#### Exercise:
Every record here should be printed again exactly.

(Data extracted from a collection)
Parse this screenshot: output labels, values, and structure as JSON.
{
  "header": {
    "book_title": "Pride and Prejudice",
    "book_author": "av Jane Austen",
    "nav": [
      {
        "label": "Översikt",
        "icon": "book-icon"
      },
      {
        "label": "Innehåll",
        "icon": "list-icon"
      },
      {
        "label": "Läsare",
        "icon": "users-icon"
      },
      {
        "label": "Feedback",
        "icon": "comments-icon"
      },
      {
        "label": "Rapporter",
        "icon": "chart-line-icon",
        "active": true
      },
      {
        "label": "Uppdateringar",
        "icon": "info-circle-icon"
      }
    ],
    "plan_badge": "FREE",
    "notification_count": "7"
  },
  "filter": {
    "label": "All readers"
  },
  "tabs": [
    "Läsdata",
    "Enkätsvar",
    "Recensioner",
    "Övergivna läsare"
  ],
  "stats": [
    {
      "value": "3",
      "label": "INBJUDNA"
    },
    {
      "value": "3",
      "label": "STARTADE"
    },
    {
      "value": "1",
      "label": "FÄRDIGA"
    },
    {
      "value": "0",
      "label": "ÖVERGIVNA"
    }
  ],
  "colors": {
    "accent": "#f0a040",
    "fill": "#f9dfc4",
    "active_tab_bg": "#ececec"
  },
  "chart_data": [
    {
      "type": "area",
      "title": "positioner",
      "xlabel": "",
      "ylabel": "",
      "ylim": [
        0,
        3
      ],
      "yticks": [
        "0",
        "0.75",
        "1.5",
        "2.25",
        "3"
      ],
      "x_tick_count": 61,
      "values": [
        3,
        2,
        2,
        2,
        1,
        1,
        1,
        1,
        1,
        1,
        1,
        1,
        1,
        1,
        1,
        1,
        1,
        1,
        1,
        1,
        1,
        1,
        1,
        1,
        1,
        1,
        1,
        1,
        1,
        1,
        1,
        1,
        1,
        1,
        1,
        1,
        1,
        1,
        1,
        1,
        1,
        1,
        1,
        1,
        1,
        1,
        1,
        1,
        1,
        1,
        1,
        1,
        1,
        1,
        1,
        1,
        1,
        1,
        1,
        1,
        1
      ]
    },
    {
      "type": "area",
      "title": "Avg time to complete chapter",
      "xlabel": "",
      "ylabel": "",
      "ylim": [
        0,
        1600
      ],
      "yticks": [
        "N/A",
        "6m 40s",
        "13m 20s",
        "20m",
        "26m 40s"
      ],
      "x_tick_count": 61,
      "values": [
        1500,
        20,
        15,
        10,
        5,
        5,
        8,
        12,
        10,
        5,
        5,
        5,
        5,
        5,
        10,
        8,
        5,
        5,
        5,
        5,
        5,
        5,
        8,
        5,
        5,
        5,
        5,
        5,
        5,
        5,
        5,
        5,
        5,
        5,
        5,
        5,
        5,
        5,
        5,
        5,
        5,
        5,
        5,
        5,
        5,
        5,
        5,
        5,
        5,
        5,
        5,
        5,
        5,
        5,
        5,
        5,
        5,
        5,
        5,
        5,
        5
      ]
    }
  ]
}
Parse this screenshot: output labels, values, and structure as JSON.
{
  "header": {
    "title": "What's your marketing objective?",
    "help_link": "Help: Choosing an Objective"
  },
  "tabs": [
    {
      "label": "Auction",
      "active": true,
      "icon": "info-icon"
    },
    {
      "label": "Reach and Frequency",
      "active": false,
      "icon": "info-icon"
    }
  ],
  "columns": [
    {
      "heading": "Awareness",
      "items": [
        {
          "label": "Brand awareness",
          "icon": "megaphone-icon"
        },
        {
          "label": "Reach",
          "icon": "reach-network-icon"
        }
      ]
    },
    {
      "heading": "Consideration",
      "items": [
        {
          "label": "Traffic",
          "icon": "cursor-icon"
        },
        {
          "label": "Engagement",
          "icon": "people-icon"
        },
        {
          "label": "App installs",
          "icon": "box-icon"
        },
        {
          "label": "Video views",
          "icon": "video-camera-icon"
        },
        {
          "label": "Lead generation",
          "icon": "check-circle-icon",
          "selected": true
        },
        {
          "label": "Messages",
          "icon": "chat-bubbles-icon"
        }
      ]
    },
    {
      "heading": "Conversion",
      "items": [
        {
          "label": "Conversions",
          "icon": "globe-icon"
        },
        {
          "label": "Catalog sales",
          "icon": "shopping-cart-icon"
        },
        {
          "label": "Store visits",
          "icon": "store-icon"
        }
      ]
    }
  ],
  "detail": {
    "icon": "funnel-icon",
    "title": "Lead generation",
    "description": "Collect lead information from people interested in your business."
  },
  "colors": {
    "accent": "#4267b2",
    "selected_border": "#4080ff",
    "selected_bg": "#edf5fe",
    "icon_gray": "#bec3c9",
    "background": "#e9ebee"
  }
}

#### Answer to the problem:
Parse this screenshot: output labels, values, and structure as JSON.
{
  "header": {
    "book_title": "Pride and Prejudice",
    "book_author": "av Jane Austen",
    "nav": [
      {
        "label": "Översikt",
        "icon": "book-icon"
      },
      {
        "label": "Innehåll",
        "icon": "list-icon"
      },
      {
        "label": "Läsare",
        "icon": "users-icon"
      },
      {
        "label": "Feedback",
        "icon": "comments-icon"
      },
      {
        "label": "Rapporter",
        "icon": "chart-line-icon",
        "active": true
      },
      {
        "label": "Uppdateringar",
        "icon": "info-circle-icon"
      }
    ],
    "plan_badge": "FREE",
    "notification_count": "7"
  },
  "filter": {
    "label": "All readers"
  },
  "tabs": [
    "Läsdata",
    "Enkätsvar",
    "Recensioner",
    "Övergivna läsare"
  ],
  "stats": [
    {
      "value": "3",
      "label": "INBJUDNA"
    },
    {
      "value": "3",
      "label": "STARTADE"
    },
    {
      "value": "1",
      "label": "FÄRDIGA"
    },
    {
      "value": "0",
      "label": "ÖVERGIVNA"
    }
  ],
  "colors": {
    "accent": "#f0a040",
    "fill": "#f9dfc4",
    "active_tab_bg": "#ececec"
  },
  "chart_data": [
    {
      "type": "area",
      "title": "positioner",
      "xlabel": "",
      "ylabel": "",
      "ylim": [
        0,
        3
      ],
      "yticks": [
        "0",
        "0.75",
        "1.5",
        "2.25",
        "3"
      ],
      "x_tick_count": 61,
      "values": [
        3,
        2,
        2,
        2,
        1,
        1,
        1,
        1,
        1,
        1,
        1,
        1,
        1,
        1,
        1,
        1,
        1,
        1,
        1,
        1,
        1,
        1,
        1,
        1,
        1,
        1,
        1,
        1,
        1,
        1,
        1,
        1,
        1,
        1,
        1,
        1,
        1,
        1,
        1,
        1,
        1,
        1,
        1,
        1,
        1,
        1,
        1,
        1,
        1,
        1,
        1,
        1,
        1,
        1,
        1,
        1,
        1,
        1,
        1,
        1,
        1
      ]
    },
    {
      "type": "area",
      "title": "Avg time to complete chapter",
      "xlabel": "",
      "ylabel": "",
      "ylim": [
        0,
        1600
      ],
      "yticks": [
        "N/A",
        "6m 40s",
        "13m 20s",
        "20m",
        "26m 40s"
      ],
      "x_tick_count": 61,
      "values": [
        1500,
        20,
        15,
        10,
        5,
        5,
        8,
        12,
        10,
        5,
        5,
        5,
        5,
        5,
        10,
        8,
        5,
        5,
        5,
        5,
        5,
        5,
        8,
        5,
        5,
        5,
        5,
        5,
        5,
        5,
        5,
        5,
        5,
        5,
        5,
        5,
        5,
        5,
        5,
        5,
        5,
        5,
        5,
        5,
        5,
        5,
        5,
        5,
        5,
        5,
        5,
        5,
        5,
        5,
        5,
        5,
        5,
        5,
        5,
        5,
        5
      ]
    }
  ]
}
Parse this screenshot: output labels, values, and structure as JSON.
{
  "header": {
    "title": "What's your marketing objective?",
    "help_link": "Help: Choosing an Objective"
  },
  "tabs": [
    {
      "label": "Auction",
      "active": true,
      "icon": "info-icon"
    },
    {
      "label": "Reach and Frequency",
      "active": false,
      "icon": "info-icon"
    }
  ],
  "columns": [
    {
      "heading": "Awareness",
      "items": [
        {
          "label": "Brand awareness",
          "icon": "megaphone-icon"
        },
        {
          "label": "Reach",
          "icon": "reach-network-icon"
        }
      ]
    },
    {
      "heading": "Consideration",
      "items": [
        {
          "label": "Traffic",
          "icon": "cursor-icon"
        },
        {
          "label": "Engagement",
          "icon": "people-icon"
        },
        {
          "label": "App installs",
          "icon": "box-icon"
        },
        {
          "label": "Video views",
          "icon": "video-camera-icon"
        },
        {
          "label": "Lead generation",
          "icon": "check-circle-icon",
          "selected": true
        },
        {
          "label": "Messages",
          "icon": "chat-bubbles-icon"
        }
      ]
    },
    {
      "heading": "Conversion",
      "items": [
        {
          "label": "Conversions",
          "icon": "globe-icon"
        },
        {
          "label": "Catalog sales",
          "icon": "shopping-cart-icon"
        },
        {
          "label": "Store visits",
          "icon": "store-icon"
        }
      ]
    }
  ],
  "detail": {
    "icon": "funnel-icon",
    "title": "Lead generation",
    "description": "Collect lead information from people interested in your business."
  },
  "colors": {
    "accent": "#4267b2",
    "selected_border": "#4080ff",
    "selected_bg": "#edf5fe",
    "icon_gray": "#bec3c9",
    "background": "#e9ebee"
  }
}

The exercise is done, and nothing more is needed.